++++ Available records

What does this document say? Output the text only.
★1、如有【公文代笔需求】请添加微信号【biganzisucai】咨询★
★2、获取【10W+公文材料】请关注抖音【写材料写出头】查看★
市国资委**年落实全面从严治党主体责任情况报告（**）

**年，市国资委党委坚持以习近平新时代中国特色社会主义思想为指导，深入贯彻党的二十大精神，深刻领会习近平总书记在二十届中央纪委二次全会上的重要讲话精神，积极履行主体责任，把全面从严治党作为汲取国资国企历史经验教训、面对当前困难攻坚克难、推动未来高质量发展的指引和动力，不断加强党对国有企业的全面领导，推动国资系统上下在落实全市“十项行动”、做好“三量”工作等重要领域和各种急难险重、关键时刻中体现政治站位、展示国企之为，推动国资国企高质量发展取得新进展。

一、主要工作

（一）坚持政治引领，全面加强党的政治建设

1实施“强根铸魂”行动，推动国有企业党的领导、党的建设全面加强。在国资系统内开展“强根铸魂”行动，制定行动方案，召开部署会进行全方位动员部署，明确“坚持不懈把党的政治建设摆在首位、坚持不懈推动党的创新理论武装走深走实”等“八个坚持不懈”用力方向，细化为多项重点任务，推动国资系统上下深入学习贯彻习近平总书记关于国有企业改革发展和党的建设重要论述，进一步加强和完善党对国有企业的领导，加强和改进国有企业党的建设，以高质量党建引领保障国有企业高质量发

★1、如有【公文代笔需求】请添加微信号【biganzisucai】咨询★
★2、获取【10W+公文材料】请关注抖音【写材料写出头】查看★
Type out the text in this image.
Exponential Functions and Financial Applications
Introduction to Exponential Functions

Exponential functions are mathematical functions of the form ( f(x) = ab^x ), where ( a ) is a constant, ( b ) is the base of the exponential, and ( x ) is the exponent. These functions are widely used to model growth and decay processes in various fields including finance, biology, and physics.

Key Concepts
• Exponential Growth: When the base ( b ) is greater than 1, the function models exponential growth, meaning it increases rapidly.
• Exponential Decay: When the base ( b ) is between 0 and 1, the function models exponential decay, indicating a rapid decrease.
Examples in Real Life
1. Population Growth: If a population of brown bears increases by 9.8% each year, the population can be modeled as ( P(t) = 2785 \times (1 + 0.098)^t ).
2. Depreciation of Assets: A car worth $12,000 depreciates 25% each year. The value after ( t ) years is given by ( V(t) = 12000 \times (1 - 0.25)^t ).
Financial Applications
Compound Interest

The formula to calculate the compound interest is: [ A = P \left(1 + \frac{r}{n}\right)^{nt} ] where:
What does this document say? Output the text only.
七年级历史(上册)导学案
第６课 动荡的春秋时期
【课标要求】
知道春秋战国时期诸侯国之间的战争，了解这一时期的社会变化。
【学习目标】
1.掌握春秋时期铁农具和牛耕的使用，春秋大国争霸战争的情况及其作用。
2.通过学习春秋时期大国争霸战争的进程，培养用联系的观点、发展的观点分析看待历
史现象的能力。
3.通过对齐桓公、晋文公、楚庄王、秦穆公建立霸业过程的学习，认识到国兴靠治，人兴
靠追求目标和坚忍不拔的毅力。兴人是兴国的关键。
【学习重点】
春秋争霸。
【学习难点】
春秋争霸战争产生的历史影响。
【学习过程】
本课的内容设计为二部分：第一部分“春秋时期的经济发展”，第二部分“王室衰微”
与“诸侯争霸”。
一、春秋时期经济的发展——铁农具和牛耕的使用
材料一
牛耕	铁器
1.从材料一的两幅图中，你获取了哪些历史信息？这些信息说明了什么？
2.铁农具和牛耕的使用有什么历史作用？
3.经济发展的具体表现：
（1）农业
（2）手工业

++++++++

## Exercise requirements
Search the data above for the string "Exponential" and copy each line that has it.

## Correct result
Exponential Functions and Financial Applications
Introduction to Exponential Functions
Exponential functions are mathematical functions of the form ( f(x) = ab^x ), where ( a ) is a constant, ( b ) is the base of the exponential, and ( x ) is the exponent. These functions are widely used to model growth and decay processes in various fields including finance, biology, and physics.
• Exponential Growth: When the base ( b ) is greater than 1, the function models exponential growth, meaning it increases rapidly.
• Exponential Decay: When the base ( b ) is between 0 and 1, the function models exponential decay, indicating a rapid decrease.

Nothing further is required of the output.